掲載本文:
= = = =

人は、ひとり(孤独)とどう向き合うか。人と人は、どのように向き合うか。私にとっての「ヒアアフター」は、死者や死後の世界の映画ではなく、そんなシンプルで普遍的なテーマを丁寧に描いた作品だ。(イーストウッド監督らしく)いつもながら、控えめながら深い余韻を醸し出すギターの音色とともに、静かに・ダイナミックに動いていく物語が心にしみた。
津波に遭い生死をさ迷い生還したニュースキャスターは、生の証であったはずのキャリアと恋人を失う。母に省みられず兄を慕ってきた弟は、家族とのわずかな幸運の光が見えた矢先に、支えであった兄を事故で失う。人に触れると知りすぎてしまう男は、他者との深いかかわりを求めつつも、うまく距離を縮められない。…彼らはそれぞれに、孤独を受け入れかね、もてあまし、さ迷う。

= = = =

提供資料:
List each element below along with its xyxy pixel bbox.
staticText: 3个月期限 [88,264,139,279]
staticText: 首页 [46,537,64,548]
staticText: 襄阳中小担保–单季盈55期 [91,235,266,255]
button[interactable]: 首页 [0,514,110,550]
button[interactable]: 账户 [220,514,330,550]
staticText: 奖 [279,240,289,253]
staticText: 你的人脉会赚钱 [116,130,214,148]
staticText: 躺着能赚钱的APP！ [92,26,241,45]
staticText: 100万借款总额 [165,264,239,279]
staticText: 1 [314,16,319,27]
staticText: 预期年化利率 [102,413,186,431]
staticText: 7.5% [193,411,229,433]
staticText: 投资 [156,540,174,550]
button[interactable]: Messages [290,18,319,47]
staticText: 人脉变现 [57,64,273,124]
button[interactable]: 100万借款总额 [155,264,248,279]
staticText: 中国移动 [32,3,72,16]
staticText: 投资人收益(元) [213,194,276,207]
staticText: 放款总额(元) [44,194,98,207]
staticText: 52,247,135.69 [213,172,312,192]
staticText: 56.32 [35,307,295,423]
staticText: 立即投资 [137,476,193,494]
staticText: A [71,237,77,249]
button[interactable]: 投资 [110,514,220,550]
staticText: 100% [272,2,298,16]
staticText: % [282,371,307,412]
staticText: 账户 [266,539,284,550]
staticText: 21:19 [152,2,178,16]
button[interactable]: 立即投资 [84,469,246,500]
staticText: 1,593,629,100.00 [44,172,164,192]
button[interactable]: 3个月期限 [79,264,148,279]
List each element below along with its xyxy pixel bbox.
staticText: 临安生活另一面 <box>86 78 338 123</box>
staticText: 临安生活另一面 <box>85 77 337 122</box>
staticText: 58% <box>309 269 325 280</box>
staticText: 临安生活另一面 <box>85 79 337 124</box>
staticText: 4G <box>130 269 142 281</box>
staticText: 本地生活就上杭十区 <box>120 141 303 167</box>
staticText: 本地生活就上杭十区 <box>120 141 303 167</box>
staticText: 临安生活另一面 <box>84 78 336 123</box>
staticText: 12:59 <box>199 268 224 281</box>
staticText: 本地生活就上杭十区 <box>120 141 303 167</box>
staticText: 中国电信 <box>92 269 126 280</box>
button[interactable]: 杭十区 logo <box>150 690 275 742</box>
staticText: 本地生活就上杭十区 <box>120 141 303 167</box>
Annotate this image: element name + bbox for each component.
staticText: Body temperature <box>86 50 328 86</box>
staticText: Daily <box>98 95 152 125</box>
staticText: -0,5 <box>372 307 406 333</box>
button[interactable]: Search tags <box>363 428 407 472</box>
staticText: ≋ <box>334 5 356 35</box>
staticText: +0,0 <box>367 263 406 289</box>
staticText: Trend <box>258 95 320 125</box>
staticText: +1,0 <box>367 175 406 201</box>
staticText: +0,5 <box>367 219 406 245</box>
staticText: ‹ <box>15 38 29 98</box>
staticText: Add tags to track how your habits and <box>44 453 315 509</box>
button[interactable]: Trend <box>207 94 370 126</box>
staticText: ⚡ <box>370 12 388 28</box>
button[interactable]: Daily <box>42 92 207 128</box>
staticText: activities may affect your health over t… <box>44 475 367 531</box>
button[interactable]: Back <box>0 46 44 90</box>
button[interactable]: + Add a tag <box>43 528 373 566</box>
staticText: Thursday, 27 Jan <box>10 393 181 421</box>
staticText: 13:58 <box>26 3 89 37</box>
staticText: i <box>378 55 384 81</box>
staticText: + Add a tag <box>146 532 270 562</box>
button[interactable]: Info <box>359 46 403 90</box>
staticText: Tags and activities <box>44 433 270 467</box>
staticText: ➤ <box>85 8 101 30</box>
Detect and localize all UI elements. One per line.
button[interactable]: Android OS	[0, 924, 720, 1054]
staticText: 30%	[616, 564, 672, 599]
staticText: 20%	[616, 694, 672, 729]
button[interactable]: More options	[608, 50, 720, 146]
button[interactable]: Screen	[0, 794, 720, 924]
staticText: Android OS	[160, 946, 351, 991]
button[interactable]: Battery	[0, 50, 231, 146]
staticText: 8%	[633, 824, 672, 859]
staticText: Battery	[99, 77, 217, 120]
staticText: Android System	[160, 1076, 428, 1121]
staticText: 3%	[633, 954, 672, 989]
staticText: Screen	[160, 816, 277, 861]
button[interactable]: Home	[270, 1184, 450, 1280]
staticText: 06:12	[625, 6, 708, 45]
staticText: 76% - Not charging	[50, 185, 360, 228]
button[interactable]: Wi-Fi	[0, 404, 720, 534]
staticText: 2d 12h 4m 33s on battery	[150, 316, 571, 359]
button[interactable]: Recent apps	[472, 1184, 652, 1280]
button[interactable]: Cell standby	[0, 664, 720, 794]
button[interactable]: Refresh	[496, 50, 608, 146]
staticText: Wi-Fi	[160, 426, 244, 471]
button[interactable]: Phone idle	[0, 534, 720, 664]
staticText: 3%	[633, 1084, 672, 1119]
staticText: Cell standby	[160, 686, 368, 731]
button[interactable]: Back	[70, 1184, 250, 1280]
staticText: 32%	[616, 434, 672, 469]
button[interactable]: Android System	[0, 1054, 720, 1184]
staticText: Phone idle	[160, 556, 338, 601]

= = = =

指示文: 映画『ヒアアフター』の感想文を、最後の一文のあとから引き取って書き継ぐこと。

回答:
そんな彼らが出会いを果たせたのは、もがき苦しみながらも「一歩」を踏み出せたからだ。行き違い・すれ違いから始まった出会いが、彼らの傷ついた心をじわじわと満たしていく。
人は、ひとりだ。だからこそ、他者を必要とする。そんなことを、素直に感じ入ることができる、豊かな作品だ。

追記
2011年3月11日午後2時46分、なだれを打って倒れる自転車にしがみつきながら、思い出したのは「ヒアアフター」のことだった。「ああ、私はもう、あの素晴らしい映画を素直に観ることができなくなるかもしれない。」そう思った。
けれども、今こうやって地震以前の走り書きを読み返していても、むなしさはない。うん、確かにそうだった・確かにそうだ、その通りだ…と強く思うし、わずかな揺れに波打つ心はむしろ穏やかになっていく。よいときに、よい映画に出会えた。改めてそう思う。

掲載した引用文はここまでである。